● **WHAT IS REQUIRED**: From the listing below, pull out every line where the string "JSON" appears.

● **SUPPLIED INFORMATION**:
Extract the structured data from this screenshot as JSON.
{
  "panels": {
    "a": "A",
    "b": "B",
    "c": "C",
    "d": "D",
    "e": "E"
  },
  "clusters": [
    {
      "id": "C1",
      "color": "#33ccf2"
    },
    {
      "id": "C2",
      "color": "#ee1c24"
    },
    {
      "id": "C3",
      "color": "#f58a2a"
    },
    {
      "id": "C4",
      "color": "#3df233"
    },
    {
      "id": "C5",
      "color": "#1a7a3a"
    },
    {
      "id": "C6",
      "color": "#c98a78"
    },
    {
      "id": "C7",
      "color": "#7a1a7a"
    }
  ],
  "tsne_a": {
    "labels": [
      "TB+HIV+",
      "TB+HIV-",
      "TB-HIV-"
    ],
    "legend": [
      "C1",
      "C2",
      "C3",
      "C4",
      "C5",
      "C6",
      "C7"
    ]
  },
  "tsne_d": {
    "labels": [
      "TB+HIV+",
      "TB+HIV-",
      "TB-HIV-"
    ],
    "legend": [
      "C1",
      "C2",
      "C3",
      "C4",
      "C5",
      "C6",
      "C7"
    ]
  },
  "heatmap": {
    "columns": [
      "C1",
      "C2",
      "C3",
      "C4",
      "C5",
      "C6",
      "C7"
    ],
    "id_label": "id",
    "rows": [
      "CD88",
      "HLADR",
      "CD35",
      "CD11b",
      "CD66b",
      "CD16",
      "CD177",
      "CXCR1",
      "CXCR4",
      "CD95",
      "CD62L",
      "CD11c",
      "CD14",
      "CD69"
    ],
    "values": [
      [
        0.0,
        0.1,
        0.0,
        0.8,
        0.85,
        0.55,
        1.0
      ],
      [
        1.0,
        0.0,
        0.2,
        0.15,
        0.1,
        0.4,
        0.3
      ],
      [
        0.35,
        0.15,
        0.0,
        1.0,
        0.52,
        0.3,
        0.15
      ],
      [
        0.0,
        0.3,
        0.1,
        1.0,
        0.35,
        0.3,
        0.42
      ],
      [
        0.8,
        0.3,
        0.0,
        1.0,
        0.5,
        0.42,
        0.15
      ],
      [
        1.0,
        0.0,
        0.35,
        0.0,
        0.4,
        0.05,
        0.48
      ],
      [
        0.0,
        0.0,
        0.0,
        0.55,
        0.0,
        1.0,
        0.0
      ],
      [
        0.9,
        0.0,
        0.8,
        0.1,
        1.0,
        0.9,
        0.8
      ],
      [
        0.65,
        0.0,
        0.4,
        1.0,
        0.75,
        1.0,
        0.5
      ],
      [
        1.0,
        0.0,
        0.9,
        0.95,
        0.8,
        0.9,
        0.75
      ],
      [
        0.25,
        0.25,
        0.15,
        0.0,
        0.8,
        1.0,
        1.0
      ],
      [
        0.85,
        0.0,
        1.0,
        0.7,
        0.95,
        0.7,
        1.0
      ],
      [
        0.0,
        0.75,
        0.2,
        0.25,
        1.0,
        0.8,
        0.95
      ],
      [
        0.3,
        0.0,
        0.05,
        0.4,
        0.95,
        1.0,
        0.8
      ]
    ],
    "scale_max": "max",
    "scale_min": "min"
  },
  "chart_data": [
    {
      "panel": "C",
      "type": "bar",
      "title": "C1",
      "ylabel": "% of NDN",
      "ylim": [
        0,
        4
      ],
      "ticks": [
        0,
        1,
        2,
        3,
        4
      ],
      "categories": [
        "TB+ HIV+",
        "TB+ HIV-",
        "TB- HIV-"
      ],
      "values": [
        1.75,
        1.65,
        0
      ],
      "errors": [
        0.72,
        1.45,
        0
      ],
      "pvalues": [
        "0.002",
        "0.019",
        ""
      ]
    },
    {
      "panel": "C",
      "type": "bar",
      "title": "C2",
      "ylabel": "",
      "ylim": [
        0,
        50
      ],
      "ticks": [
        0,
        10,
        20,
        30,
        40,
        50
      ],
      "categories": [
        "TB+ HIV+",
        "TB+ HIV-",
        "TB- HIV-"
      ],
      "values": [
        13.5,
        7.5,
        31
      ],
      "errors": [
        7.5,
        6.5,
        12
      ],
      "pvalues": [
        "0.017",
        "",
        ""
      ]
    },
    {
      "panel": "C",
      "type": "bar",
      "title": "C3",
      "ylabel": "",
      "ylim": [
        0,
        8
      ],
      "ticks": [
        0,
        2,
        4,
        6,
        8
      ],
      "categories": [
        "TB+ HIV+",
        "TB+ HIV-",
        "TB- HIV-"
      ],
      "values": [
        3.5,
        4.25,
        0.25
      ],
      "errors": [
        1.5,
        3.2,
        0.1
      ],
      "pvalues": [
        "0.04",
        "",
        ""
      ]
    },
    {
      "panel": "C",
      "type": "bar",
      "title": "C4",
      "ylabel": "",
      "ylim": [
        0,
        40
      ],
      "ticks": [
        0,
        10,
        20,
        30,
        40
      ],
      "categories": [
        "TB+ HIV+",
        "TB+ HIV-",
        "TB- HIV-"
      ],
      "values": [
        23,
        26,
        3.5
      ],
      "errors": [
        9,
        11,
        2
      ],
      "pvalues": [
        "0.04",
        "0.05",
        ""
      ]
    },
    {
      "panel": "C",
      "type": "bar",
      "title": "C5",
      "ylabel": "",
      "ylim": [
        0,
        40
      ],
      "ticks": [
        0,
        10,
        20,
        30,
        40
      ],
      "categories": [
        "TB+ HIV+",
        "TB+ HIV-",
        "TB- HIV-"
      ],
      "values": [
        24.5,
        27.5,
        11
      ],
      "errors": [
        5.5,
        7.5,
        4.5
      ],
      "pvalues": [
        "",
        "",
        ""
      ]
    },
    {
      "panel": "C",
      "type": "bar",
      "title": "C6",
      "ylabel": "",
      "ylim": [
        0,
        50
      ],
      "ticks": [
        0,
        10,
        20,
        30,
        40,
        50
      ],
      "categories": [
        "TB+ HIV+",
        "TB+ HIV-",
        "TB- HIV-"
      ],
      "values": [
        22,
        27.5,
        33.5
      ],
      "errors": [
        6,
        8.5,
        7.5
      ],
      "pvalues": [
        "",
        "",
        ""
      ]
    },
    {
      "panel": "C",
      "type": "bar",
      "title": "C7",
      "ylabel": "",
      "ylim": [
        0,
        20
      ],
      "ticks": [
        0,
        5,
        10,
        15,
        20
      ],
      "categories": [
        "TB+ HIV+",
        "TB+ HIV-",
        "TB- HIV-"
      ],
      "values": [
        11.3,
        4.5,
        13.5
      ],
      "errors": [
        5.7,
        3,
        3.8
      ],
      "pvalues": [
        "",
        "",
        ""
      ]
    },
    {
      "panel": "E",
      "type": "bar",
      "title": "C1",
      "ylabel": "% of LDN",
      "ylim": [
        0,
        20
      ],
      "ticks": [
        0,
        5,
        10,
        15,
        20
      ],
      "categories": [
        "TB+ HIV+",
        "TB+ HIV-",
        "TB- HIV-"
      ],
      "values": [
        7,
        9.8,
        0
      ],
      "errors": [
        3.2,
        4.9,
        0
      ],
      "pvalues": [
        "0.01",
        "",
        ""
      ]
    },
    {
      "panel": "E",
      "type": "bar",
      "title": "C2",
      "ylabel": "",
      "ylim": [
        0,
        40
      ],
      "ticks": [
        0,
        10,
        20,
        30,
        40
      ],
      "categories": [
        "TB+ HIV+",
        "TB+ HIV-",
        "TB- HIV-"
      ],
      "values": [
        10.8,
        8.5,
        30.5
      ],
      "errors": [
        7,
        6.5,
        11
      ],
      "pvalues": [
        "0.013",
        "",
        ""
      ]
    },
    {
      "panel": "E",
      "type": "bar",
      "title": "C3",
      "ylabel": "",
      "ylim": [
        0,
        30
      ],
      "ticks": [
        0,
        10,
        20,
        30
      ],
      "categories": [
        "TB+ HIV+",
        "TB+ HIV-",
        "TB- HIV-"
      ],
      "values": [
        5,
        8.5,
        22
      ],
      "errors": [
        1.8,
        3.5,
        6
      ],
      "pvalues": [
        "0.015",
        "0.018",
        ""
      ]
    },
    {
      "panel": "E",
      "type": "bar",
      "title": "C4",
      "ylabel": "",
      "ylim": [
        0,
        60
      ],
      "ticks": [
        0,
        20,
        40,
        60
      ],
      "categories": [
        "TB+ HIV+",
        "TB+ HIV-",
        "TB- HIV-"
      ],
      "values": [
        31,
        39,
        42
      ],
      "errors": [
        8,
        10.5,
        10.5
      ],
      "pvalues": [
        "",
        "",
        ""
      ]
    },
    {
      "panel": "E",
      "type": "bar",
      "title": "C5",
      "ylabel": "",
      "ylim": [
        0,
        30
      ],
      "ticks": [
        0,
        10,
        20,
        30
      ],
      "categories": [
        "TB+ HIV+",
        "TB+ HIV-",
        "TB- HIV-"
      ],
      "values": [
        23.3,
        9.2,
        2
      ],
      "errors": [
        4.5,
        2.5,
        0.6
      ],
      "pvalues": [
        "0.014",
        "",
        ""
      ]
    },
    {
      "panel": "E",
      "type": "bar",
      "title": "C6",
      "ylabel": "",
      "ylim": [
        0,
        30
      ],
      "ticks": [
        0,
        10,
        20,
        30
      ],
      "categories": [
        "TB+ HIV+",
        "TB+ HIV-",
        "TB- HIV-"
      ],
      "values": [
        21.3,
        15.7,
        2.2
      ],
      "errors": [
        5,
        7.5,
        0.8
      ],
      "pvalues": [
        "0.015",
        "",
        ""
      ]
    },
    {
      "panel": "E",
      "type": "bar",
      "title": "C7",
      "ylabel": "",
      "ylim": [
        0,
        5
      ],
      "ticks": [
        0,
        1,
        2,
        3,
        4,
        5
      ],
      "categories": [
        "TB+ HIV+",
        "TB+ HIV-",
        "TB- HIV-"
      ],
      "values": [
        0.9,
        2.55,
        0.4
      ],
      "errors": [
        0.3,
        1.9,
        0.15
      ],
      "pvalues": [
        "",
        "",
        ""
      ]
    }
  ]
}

==

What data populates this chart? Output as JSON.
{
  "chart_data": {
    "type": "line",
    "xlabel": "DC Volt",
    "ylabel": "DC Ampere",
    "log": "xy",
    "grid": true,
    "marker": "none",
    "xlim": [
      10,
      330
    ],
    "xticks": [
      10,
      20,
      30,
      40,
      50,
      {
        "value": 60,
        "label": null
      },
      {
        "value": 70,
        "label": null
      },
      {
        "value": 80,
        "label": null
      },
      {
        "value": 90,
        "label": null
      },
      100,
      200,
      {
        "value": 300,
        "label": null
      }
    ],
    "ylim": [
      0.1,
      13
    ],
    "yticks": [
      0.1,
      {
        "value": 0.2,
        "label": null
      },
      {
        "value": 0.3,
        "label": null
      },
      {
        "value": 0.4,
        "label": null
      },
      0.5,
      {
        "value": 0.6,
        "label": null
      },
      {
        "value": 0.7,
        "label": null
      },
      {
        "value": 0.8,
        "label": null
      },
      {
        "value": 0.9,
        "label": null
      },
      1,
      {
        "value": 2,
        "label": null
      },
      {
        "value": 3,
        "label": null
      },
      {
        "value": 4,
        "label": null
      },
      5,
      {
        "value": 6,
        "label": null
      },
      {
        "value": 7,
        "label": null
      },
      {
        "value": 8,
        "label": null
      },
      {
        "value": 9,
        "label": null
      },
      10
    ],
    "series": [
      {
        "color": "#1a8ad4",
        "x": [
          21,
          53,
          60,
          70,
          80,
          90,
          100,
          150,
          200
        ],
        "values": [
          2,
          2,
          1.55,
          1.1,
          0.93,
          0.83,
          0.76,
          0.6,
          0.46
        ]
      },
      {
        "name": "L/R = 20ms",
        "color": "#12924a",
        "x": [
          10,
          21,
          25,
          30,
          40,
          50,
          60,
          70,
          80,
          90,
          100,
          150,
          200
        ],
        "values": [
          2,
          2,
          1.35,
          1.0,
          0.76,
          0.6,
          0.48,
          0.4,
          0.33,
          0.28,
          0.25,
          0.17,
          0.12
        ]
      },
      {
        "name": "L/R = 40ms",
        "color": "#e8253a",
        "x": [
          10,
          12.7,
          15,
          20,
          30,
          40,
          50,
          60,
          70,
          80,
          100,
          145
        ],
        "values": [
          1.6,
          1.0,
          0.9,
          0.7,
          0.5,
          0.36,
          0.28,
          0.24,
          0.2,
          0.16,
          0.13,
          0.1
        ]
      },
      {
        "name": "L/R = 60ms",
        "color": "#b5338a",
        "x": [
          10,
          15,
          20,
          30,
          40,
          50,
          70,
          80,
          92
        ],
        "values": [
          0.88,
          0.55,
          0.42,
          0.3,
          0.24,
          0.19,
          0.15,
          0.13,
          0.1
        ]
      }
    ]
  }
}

● **EXERCISE RESPONSE**:
Extract the structured data from this screenshot as JSON.
What data populates this chart? Output as JSON.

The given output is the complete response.